----- MATERIAL TO PROCESS

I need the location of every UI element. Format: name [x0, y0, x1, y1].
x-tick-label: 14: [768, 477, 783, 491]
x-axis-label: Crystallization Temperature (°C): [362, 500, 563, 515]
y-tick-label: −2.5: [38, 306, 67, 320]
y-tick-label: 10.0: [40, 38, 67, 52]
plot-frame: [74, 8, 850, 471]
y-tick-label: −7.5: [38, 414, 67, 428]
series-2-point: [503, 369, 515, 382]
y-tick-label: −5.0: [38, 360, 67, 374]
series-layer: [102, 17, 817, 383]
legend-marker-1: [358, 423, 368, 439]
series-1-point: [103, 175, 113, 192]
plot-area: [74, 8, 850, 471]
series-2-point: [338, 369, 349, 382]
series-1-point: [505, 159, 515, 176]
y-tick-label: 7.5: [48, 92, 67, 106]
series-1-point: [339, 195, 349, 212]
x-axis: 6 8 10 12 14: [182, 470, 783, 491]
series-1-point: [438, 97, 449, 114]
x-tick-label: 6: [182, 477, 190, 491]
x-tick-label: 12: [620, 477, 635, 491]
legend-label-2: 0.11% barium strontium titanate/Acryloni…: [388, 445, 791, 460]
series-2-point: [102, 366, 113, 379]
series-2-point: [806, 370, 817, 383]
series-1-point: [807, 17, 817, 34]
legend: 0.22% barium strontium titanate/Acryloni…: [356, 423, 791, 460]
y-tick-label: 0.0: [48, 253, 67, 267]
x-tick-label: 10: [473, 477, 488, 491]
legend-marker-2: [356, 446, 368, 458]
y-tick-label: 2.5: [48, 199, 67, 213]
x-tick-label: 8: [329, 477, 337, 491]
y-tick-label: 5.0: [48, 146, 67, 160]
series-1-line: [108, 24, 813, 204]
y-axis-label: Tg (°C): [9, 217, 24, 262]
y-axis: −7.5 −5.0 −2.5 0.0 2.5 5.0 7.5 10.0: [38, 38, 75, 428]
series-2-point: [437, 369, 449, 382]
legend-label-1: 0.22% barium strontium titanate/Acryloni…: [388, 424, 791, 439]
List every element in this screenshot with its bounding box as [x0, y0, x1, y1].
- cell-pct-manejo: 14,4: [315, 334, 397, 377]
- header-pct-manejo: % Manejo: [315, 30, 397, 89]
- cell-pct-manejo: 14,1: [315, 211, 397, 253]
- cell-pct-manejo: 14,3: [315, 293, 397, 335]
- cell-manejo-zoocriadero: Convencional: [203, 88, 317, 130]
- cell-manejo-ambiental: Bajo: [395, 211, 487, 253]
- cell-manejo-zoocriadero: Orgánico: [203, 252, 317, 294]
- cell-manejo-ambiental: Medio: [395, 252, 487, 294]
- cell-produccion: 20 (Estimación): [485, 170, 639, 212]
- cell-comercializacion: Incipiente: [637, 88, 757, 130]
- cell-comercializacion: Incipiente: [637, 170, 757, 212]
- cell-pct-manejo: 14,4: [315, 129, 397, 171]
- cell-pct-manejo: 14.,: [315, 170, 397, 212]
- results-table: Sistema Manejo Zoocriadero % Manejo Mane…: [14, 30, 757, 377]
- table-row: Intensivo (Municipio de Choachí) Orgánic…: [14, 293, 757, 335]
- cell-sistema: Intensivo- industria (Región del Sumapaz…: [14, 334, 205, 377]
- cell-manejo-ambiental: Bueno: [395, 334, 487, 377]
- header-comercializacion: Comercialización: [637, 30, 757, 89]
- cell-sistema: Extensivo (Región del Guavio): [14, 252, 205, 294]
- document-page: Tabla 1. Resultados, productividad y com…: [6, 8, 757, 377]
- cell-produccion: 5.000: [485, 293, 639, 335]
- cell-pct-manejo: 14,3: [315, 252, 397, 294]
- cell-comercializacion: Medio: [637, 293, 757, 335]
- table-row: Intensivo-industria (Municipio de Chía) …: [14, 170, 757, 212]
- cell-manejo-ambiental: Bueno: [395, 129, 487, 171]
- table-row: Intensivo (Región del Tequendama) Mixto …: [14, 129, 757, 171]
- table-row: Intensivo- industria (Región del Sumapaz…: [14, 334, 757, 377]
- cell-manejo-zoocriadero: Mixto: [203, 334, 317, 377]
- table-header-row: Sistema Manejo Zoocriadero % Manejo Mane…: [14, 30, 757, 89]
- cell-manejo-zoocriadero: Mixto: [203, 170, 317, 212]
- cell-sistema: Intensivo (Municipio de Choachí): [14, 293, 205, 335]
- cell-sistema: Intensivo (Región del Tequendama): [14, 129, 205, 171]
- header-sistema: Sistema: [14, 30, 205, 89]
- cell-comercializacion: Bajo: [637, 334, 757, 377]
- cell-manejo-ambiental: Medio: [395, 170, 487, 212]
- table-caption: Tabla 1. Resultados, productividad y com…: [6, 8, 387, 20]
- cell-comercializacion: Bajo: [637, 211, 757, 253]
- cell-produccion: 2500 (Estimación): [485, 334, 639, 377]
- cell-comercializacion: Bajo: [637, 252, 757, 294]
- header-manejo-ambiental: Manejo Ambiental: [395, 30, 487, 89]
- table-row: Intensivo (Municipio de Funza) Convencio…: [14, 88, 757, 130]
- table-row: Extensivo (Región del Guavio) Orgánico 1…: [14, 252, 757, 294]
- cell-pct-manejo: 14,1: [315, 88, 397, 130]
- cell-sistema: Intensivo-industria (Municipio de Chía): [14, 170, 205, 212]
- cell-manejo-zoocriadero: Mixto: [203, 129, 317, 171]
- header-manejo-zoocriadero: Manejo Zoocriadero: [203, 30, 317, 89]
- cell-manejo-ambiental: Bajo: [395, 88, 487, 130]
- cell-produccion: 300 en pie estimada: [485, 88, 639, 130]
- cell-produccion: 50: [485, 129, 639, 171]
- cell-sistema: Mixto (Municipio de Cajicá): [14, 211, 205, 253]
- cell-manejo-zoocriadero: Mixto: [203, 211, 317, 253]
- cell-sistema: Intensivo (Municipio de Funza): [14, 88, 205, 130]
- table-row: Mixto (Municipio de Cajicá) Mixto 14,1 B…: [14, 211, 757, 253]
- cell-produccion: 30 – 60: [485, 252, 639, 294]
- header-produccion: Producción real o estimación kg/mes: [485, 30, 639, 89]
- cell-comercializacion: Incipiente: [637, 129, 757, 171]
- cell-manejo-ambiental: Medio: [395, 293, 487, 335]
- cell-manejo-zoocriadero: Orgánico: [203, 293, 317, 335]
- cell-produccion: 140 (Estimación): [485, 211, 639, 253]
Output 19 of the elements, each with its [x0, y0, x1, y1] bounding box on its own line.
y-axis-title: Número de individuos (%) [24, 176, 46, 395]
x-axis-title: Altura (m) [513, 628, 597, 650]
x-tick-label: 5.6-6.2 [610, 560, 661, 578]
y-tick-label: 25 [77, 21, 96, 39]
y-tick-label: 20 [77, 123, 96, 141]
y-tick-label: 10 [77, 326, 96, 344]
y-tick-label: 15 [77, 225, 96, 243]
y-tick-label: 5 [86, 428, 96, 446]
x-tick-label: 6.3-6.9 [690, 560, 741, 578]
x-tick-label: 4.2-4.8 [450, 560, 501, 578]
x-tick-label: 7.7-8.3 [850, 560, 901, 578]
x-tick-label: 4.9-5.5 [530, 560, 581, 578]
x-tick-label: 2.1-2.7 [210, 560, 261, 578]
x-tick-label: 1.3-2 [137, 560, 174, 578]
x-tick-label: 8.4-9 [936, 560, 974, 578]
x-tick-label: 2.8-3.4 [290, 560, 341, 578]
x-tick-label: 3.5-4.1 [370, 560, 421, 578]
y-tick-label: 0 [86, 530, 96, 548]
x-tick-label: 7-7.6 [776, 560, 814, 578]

----------

## INSTRUCTION
Please arrange every line of the items above as a Markdown table with two columns, "Row" for the row number and "Line" for the line itself, leaving out blank lines.

## TASK RESPONSE
| Row | Line |
|---|---|
| 1 | I need the location of every UI element. Format: name [x0, y0, x1, y1]. |
| 2 | x-tick-label: 14: [768, 477, 783, 491] |
| 3 | x-axis-label: Crystallization Temperature (°C): [362, 500, 563, 515] |
| 4 | y-tick-label: −2.5: [38, 306, 67, 320] |
| 5 | y-tick-label: 10.0: [40, 38, 67, 52] |
| 6 | plot-frame: [74, 8, 850, 471] |
| 7 | y-tick-label: −7.5: [38, 414, 67, 428] |
| 8 | series-2-point: [503, 369, 515, 382] |
| 9 | y-tick-label: −5.0: [38, 360, 67, 374] |
| 10 | series-layer: [102, 17, 817, 383] |
| 11 | legend-marker-1: [358, 423, 368, 439] |
| 12 | series-1-point: [103, 175, 113, 192] |
| 13 | plot-area: [74, 8, 850, 471] |
| 14 | series-2-point: [338, 369, 349, 382] |
| 15 | series-1-point: [505, 159, 515, 176] |
| 16 | y-tick-label: 7.5: [48, 92, 67, 106] |
| 17 | series-1-point: [339, 195, 349, 212] |
| 18 | x-axis: 6 8 10 12 14: [182, 470, 783, 491] |
| 19 | series-1-point: [438, 97, 449, 114] |
| 20 | x-tick-label: 6: [182, 477, 190, 491] |
| 21 | x-tick-label: 12: [620, 477, 635, 491] |
| 22 | legend-label-2: 0.11% barium strontium titanate/Acryloni…: [388, 445, 791, 460] |
| 23 | series-2-point: [102, 366, 113, 379] |
| 24 | series-2-point: [806, 370, 817, 383] |
| 25 | series-1-point: [807, 17, 817, 34] |
| 26 | legend: 0.22% barium strontium titanate/Acryloni…: [356, 423, 791, 460] |
| 27 | y-tick-label: 0.0: [48, 253, 67, 267] |
| 28 | x-tick-label: 10: [473, 477, 488, 491] |
| 29 | legend-marker-2: [356, 446, 368, 458] |
| 30 | y-tick-label: 2.5: [48, 199, 67, 213] |
| 31 | x-tick-label: 8: [329, 477, 337, 491] |
| 32 | y-tick-label: 5.0: [48, 146, 67, 160] |
| 33 | series-1-line: [108, 24, 813, 204] |
| 34 | y-axis-label: Tg (°C): [9, 217, 24, 262] |
| 35 | y-axis: −7.5 −5.0 −2.5 0.0 2.5 5.0 7.5 10.0: [38, 38, 75, 428] |
| 36 | series-2-point: [437, 369, 449, 382] |
| 37 | legend-label-1: 0.22% barium strontium titanate/Acryloni…: [388, 424, 791, 439] |
| 38 | List every element in this screenshot with its bounding box as [x0, y0, x1, y1]. |
| 39 | - cell-pct-manejo: 14,4: [315, 334, 397, 377] |
| 40 | - header-pct-manejo: % Manejo: [315, 30, 397, 89] |
| 41 | - cell-pct-manejo: 14,1: [315, 211, 397, 253] |
| 42 | - cell-pct-manejo: 14,3: [315, 293, 397, 335] |
| 43 | - cell-manejo-zoocriadero: Convencional: [203, 88, 317, 130] |
| 44 | - cell-manejo-ambiental: Bajo: [395, 211, 487, 253] |
| 45 | - cell-manejo-zoocriadero: Orgánico: [203, 252, 317, 294] |
| 46 | - cell-manejo-ambiental: Medio: [395, 252, 487, 294] |
| 47 | - cell-produccion: 20 (Estimación): [485, 170, 639, 212] |
| 48 | - cell-comercializacion: Incipiente: [637, 88, 757, 130] |
| 49 | - cell-comercializacion: Incipiente: [637, 170, 757, 212] |
| 50 | - cell-pct-manejo: 14,4: [315, 129, 397, 171] |
| 51 | - cell-pct-manejo: 14.,: [315, 170, 397, 212] |
| 52 | - results-table: Sistema Manejo Zoocriadero % Manejo Mane…: [14, 30, 757, 377] |
| 53 | - table-row: Intensivo (Municipio de Choachí) Orgánic…: [14, 293, 757, 335] |
| 54 | - cell-sistema: Intensivo- industria (Región del Sumapaz…: [14, 334, 205, 377] |
| 55 | - cell-manejo-ambiental: Bueno: [395, 334, 487, 377] |
| 56 | - header-comercializacion: Comercialización: [637, 30, 757, 89] |
| 57 | - cell-sistema: Extensivo (Región del Guavio): [14, 252, 205, 294] |
| 58 | - document-page: Tabla 1. Resultados, productividad y com…: [6, 8, 757, 377] |
| 59 | - cell-produccion: 5.000: [485, 293, 639, 335] |
| 60 | - cell-pct-manejo: 14,3: [315, 252, 397, 294] |
| 61 | - cell-comercializacion: Medio: [637, 293, 757, 335] |
| 62 | - table-row: Intensivo-industria (Municipio de Chía) …: [14, 170, 757, 212] |
| 63 | - cell-manejo-ambiental: Bueno: [395, 129, 487, 171] |
| 64 | - table-row: Intensivo (Región del Tequendama) Mixto …: [14, 129, 757, 171] |
| 65 | - table-row: Intensivo- industria (Región del Sumapaz…: [14, 334, 757, 377] |
| 66 | - cell-manejo-zoocriadero: Mixto: [203, 334, 317, 377] |
| 67 | - table-header-row: Sistema Manejo Zoocriadero % Manejo Mane…: [14, 30, 757, 89] |
| 68 | - cell-manejo-zoocriadero: Mixto: [203, 170, 317, 212] |
| 69 | - cell-sistema: Intensivo (Municipio de Choachí): [14, 293, 205, 335] |
| 70 | - cell-sistema: Intensivo (Región del Tequendama): [14, 129, 205, 171] |
| 71 | - header-sistema: Sistema: [14, 30, 205, 89] |
| 72 | - cell-comercializacion: Bajo: [637, 334, 757, 377] |
| 73 | - cell-manejo-ambiental: Medio: [395, 170, 487, 212] |
| 74 | - table-caption: Tabla 1. Resultados, productividad y com…: [6, 8, 387, 20] |
| 75 | - cell-comercializacion: Bajo: [637, 211, 757, 253] |
| 76 | - cell-produccion: 2500 (Estimación): [485, 334, 639, 377] |
| 77 | - cell-comercializacion: Bajo: [637, 252, 757, 294] |
| 78 | - header-manejo-ambiental: Manejo Ambiental: [395, 30, 487, 89] |
| 79 | - table-row: Intensivo (Municipio de Funza) Convencio…: [14, 88, 757, 130] |
| 80 | - table-row: Extensivo (Región del Guavio) Orgánico 1…: [14, 252, 757, 294] |
| 81 | - cell-pct-manejo: 14,1: [315, 88, 397, 130] |
| 82 | - cell-sistema: Intensivo-industria (Municipio de Chía): [14, 170, 205, 212] |
| 83 | - cell-manejo-zoocriadero: Mixto: [203, 129, 317, 171] |
| 84 | - header-manejo-zoocriadero: Manejo Zoocriadero: [203, 30, 317, 89] |
| 85 | - cell-manejo-ambiental: Bajo: [395, 88, 487, 130] |
| 86 | - cell-produccion: 300 en pie estimada: [485, 88, 639, 130] |
| 87 | - cell-produccion: 50: [485, 129, 639, 171] |
| 88 | - cell-sistema: Mixto (Municipio de Cajicá): [14, 211, 205, 253] |
| 89 | - cell-manejo-zoocriadero: Mixto: [203, 211, 317, 253] |
| 90 | - cell-sistema: Intensivo (Municipio de Funza): [14, 88, 205, 130] |
| 91 | - table-row: Mixto (Municipio de Cajicá) Mixto 14,1 B…: [14, 211, 757, 253] |
| 92 | - cell-produccion: 30 – 60: [485, 252, 639, 294] |
| 93 | - header-produccion: Producción real o estimación kg/mes: [485, 30, 639, 89] |
| 94 | - cell-comercializacion: Incipiente: [637, 129, 757, 171] |
| 95 | - cell-manejo-ambiental: Medio: [395, 293, 487, 335] |
| 96 | - cell-manejo-zoocriadero: Orgánico: [203, 293, 317, 335] |
| 97 | - cell-produccion: 140 (Estimación): [485, 211, 639, 253] |
| 98 | Output 19 of the elements, each with its [x0, y0, x1, y1] bounding box on its own line. |
| 99 | y-axis-title: Número de individuos (%) [24, 176, 46, 395] |
| 100 | x-axis-title: Altura (m) [513, 628, 597, 650] |
| 101 | x-tick-label: 5.6-6.2 [610, 560, 661, 578] |
| 102 | y-tick-label: 25 [77, 21, 96, 39] |
| 103 | y-tick-label: 20 [77, 123, 96, 141] |
| 104 | y-tick-label: 10 [77, 326, 96, 344] |
| 105 | y-tick-label: 15 [77, 225, 96, 243] |
| 106 | y-tick-label: 5 [86, 428, 96, 446] |
| 107 | x-tick-label: 6.3-6.9 [690, 560, 741, 578] |
| 108 | x-tick-label: 4.2-4.8 [450, 560, 501, 578] |
| 109 | x-tick-label: 7.7-8.3 [850, 560, 901, 578] |
| 110 | x-tick-label: 4.9-5.5 [530, 560, 581, 578] |
| 111 | x-tick-label: 2.1-2.7 [210, 560, 261, 578] |
| 112 | x-tick-label: 1.3-2 [137, 560, 174, 578] |
| 113 | x-tick-label: 8.4-9 [936, 560, 974, 578] |
| 114 | x-tick-label: 2.8-3.4 [290, 560, 341, 578] |
| 115 | x-tick-label: 3.5-4.1 [370, 560, 421, 578] |
| 116 | y-tick-label: 0 [86, 530, 96, 548] |
| 117 | x-tick-label: 7-7.6 [776, 560, 814, 578] |